EXERCISE DESCRIPTION: Quote the part of the items that opens with the line containing "svg-text:0.2: 0.2 xyxy=(48,297,67,313)" and closes with the line containing "svg-text:0.8: 0.8 xyxy=(48,82,67,98)", with both lines included and every line copied verbatim.

MATERIAL SHOWN:
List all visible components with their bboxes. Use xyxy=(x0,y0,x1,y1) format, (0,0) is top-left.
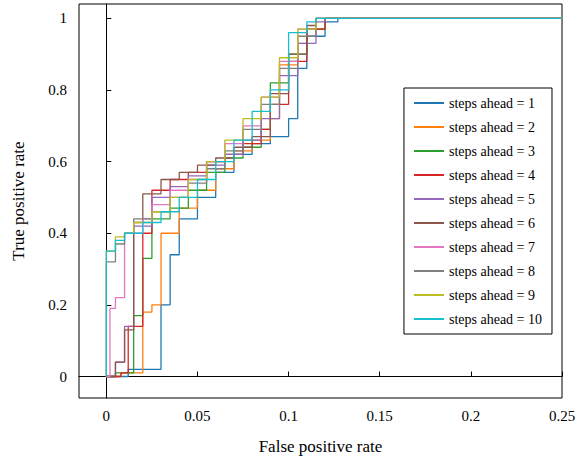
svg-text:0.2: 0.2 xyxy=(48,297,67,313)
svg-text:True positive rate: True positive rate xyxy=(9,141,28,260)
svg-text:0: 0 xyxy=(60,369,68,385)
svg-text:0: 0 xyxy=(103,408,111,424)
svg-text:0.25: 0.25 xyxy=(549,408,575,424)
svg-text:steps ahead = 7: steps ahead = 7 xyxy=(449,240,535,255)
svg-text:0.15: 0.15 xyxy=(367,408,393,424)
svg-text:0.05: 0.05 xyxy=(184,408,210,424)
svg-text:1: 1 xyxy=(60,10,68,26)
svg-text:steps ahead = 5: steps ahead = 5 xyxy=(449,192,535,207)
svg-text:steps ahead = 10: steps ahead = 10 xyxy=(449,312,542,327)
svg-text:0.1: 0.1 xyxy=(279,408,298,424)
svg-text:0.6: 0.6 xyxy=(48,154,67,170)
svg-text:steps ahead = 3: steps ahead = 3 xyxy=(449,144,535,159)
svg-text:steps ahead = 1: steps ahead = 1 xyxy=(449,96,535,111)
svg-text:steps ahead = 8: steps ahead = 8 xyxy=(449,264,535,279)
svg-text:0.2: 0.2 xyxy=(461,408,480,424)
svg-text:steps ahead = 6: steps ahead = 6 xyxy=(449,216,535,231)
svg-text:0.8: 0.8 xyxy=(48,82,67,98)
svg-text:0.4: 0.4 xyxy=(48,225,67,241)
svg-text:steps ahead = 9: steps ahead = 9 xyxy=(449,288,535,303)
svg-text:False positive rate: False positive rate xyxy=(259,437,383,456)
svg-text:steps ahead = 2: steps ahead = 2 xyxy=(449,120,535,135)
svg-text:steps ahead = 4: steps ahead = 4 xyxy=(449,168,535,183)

--

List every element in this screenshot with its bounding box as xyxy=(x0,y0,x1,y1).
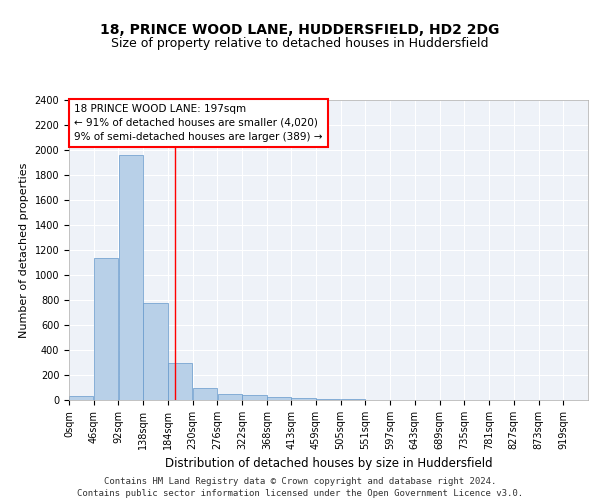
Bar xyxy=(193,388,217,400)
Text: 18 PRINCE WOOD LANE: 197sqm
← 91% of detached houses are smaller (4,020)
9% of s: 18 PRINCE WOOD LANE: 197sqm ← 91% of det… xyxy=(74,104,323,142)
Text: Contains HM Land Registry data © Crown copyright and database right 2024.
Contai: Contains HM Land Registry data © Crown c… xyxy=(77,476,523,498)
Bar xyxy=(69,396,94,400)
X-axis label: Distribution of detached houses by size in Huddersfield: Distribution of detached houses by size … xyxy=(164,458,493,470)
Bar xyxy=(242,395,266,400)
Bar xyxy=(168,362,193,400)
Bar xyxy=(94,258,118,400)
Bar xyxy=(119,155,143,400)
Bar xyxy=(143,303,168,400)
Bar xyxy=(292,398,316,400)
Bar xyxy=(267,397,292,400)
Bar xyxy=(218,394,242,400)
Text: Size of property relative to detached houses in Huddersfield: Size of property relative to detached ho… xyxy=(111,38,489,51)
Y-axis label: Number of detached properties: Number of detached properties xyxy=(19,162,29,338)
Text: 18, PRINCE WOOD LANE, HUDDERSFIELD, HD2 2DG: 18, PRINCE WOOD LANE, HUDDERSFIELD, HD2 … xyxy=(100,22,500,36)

REPLY:
svg-text:0.2: 0.2 xyxy=(48,297,67,313)
svg-text:True positive rate: True positive rate xyxy=(9,141,28,260)
svg-text:0: 0 xyxy=(60,369,68,385)
svg-text:0: 0 xyxy=(103,408,111,424)
svg-text:0.25: 0.25 xyxy=(549,408,575,424)
svg-text:steps ahead = 7: steps ahead = 7 xyxy=(449,240,535,255)
svg-text:0.15: 0.15 xyxy=(367,408,393,424)
svg-text:0.05: 0.05 xyxy=(184,408,210,424)
svg-text:1: 1 xyxy=(60,10,68,26)
svg-text:steps ahead = 5: steps ahead = 5 xyxy=(449,192,535,207)
svg-text:steps ahead = 10: steps ahead = 10 xyxy=(449,312,542,327)
svg-text:0.1: 0.1 xyxy=(279,408,298,424)
svg-text:0.6: 0.6 xyxy=(48,154,67,170)
svg-text:steps ahead = 3: steps ahead = 3 xyxy=(449,144,535,159)
svg-text:steps ahead = 1: steps ahead = 1 xyxy=(449,96,535,111)
svg-text:steps ahead = 8: steps ahead = 8 xyxy=(449,264,535,279)
svg-text:0.2: 0.2 xyxy=(461,408,480,424)
svg-text:steps ahead = 6: steps ahead = 6 xyxy=(449,216,535,231)
svg-text:0.8: 0.8 xyxy=(48,82,67,98)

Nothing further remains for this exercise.